Required work: Wherever a line holds the word "Misery", copy that line out.
** begin **
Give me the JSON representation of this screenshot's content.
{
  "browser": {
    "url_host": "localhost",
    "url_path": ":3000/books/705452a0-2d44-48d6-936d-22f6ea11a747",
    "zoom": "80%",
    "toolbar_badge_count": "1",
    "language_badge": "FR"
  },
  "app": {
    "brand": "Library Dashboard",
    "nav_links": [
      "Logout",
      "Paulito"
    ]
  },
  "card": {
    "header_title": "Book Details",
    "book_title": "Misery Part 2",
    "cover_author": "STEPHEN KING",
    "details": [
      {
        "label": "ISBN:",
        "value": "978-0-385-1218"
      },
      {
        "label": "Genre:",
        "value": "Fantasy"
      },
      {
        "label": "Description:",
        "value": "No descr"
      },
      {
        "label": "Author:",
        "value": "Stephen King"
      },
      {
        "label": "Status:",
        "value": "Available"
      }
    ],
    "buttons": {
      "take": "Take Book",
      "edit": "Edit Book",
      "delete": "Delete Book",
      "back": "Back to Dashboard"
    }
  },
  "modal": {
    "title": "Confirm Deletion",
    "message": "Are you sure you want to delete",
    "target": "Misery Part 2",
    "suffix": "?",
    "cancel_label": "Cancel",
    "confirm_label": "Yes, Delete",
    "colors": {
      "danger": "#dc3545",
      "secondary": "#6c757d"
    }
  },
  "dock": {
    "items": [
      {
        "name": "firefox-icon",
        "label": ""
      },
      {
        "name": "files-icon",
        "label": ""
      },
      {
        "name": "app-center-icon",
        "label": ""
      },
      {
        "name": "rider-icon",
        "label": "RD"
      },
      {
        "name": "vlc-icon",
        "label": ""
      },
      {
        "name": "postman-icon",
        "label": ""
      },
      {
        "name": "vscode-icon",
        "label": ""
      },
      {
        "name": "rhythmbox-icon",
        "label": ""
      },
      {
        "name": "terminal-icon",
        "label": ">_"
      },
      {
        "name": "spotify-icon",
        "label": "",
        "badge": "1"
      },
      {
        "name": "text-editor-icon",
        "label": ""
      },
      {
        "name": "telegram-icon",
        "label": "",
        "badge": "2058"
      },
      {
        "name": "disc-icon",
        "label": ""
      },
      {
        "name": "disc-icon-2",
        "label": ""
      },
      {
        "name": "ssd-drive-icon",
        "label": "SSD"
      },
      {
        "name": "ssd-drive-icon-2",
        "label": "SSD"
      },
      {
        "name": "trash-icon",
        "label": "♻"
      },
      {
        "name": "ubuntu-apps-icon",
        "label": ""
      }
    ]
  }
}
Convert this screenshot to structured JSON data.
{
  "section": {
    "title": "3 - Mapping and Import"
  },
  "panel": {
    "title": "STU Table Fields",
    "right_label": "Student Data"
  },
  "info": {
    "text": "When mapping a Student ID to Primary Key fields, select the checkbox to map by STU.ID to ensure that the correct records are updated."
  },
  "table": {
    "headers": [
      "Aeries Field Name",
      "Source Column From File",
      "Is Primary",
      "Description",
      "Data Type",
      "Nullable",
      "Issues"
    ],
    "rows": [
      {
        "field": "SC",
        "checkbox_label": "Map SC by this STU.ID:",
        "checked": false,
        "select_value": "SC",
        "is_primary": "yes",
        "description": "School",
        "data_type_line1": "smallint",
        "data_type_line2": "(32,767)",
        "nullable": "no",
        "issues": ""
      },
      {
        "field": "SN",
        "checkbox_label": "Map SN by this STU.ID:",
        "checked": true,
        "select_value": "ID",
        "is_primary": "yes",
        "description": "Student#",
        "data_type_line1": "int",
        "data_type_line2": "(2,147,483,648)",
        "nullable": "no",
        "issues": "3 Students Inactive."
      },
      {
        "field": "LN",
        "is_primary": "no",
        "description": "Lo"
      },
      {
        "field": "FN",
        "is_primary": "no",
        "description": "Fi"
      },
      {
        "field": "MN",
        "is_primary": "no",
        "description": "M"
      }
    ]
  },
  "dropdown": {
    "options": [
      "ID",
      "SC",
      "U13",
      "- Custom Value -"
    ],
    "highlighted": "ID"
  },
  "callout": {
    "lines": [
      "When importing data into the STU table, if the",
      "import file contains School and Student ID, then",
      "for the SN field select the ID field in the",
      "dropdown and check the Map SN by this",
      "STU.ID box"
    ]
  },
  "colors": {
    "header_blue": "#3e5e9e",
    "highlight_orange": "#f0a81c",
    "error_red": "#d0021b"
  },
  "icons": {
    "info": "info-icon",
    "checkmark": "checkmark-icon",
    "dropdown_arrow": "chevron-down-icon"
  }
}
** end **
Output of the task:
    "book_title": "Misery Part 2",
    "target": "Misery Part 2",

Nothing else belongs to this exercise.